Return the count of lines that mention "person", with no other words.

== Records supplied ==

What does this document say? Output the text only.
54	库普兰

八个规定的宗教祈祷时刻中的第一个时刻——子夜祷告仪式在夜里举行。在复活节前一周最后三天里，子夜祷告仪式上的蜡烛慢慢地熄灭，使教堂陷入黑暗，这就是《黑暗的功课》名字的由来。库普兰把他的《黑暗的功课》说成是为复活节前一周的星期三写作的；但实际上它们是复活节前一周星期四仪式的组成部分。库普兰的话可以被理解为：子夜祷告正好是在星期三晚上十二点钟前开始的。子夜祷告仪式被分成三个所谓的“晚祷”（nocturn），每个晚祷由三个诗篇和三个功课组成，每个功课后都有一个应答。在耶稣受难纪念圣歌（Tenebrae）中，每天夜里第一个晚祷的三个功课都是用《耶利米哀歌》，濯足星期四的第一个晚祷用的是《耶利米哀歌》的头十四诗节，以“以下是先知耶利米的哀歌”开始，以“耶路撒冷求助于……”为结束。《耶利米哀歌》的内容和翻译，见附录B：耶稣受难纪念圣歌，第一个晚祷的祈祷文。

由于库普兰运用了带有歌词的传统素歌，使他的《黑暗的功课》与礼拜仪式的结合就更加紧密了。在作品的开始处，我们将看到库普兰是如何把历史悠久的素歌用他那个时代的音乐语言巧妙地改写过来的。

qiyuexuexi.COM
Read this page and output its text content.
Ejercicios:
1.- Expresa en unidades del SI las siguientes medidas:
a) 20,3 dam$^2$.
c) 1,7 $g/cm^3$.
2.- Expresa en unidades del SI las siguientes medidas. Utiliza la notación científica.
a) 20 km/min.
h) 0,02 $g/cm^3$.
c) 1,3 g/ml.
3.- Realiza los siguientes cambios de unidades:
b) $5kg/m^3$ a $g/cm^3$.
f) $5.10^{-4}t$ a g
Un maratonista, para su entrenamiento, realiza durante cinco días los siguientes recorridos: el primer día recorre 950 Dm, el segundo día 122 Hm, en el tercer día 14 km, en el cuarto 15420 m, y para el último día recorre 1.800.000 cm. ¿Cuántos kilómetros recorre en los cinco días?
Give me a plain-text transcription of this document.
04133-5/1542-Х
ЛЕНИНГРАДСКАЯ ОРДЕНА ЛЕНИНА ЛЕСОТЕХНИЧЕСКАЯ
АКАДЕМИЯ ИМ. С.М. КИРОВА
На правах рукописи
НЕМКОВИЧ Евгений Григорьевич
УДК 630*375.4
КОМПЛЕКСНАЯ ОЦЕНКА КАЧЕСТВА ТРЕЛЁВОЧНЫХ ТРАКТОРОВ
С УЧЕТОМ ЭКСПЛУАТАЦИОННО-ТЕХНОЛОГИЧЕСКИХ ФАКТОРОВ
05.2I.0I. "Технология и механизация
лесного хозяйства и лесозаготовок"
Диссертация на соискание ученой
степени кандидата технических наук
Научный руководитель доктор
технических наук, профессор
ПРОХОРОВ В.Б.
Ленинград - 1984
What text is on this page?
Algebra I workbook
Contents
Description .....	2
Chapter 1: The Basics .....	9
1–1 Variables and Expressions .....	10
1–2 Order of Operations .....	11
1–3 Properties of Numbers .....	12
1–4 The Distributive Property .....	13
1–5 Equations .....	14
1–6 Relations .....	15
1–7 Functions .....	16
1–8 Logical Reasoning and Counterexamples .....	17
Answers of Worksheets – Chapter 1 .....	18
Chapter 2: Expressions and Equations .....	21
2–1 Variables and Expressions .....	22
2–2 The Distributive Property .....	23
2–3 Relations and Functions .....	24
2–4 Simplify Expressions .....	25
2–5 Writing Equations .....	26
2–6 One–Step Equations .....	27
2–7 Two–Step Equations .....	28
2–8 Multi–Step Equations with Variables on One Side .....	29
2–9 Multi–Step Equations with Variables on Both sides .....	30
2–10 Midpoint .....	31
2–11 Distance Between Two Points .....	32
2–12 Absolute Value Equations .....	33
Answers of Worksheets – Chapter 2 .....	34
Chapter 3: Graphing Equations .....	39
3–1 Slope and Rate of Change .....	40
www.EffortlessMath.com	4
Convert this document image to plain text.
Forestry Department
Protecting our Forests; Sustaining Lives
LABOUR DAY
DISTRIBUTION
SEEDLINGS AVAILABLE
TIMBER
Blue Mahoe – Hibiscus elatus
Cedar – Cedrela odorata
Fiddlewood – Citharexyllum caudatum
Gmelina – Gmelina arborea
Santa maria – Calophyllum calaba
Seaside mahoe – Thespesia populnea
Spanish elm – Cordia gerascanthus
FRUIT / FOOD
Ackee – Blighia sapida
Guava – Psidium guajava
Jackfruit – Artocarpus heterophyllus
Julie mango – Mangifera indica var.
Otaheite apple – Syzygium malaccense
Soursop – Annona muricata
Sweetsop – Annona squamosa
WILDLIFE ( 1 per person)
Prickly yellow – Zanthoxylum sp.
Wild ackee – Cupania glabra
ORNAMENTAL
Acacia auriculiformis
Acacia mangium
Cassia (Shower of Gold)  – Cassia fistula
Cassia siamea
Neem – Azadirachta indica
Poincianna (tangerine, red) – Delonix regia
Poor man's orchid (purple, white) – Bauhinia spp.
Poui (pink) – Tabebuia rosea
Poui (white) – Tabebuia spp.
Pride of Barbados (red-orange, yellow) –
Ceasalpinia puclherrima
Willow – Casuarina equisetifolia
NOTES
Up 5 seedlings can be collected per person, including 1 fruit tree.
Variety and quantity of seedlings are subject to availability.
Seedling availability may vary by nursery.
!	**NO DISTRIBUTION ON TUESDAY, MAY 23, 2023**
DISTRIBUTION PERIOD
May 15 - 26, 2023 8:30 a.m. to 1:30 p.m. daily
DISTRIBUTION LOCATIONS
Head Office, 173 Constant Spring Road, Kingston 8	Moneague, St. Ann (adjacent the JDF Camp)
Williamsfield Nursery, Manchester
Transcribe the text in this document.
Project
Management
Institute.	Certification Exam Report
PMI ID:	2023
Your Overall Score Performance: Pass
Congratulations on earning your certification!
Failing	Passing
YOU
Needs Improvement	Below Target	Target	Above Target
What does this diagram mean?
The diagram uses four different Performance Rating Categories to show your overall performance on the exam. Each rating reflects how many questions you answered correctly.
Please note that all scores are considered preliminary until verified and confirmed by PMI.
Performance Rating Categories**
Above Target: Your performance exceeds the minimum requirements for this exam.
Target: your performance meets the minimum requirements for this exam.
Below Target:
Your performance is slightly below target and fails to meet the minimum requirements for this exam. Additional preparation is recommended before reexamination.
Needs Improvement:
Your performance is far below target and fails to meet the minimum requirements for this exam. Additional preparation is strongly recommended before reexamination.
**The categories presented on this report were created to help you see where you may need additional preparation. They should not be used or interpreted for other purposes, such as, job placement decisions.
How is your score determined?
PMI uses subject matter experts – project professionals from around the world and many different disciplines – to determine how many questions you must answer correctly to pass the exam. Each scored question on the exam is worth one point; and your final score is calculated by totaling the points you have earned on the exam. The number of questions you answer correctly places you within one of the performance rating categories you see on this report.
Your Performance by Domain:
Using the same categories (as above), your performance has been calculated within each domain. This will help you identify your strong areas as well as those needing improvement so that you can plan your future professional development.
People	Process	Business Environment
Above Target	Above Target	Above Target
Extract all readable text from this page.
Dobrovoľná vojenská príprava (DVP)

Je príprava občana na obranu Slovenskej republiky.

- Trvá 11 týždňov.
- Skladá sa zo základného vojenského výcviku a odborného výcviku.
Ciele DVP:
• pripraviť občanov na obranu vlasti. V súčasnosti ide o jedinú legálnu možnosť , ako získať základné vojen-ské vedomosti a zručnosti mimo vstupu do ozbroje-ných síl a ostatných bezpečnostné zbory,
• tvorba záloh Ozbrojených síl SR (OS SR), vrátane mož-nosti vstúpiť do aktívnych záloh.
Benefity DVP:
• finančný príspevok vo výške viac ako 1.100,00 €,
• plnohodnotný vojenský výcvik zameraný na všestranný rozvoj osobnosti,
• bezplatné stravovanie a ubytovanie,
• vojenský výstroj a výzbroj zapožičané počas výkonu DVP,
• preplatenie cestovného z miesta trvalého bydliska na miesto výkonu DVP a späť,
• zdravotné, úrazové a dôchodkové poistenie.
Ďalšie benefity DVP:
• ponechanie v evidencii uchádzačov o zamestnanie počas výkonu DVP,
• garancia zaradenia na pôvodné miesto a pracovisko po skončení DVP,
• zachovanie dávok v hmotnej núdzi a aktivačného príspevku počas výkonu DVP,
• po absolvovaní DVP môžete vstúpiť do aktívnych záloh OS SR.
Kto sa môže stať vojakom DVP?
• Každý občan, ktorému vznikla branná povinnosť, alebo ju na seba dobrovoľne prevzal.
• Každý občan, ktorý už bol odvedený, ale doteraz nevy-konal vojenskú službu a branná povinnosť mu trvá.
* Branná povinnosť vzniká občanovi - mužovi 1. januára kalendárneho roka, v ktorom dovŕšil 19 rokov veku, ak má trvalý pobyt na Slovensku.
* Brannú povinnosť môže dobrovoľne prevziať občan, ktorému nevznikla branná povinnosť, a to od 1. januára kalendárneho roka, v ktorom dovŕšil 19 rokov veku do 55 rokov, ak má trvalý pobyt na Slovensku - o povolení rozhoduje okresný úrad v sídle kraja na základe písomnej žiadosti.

===

→ **Answer to the task**
2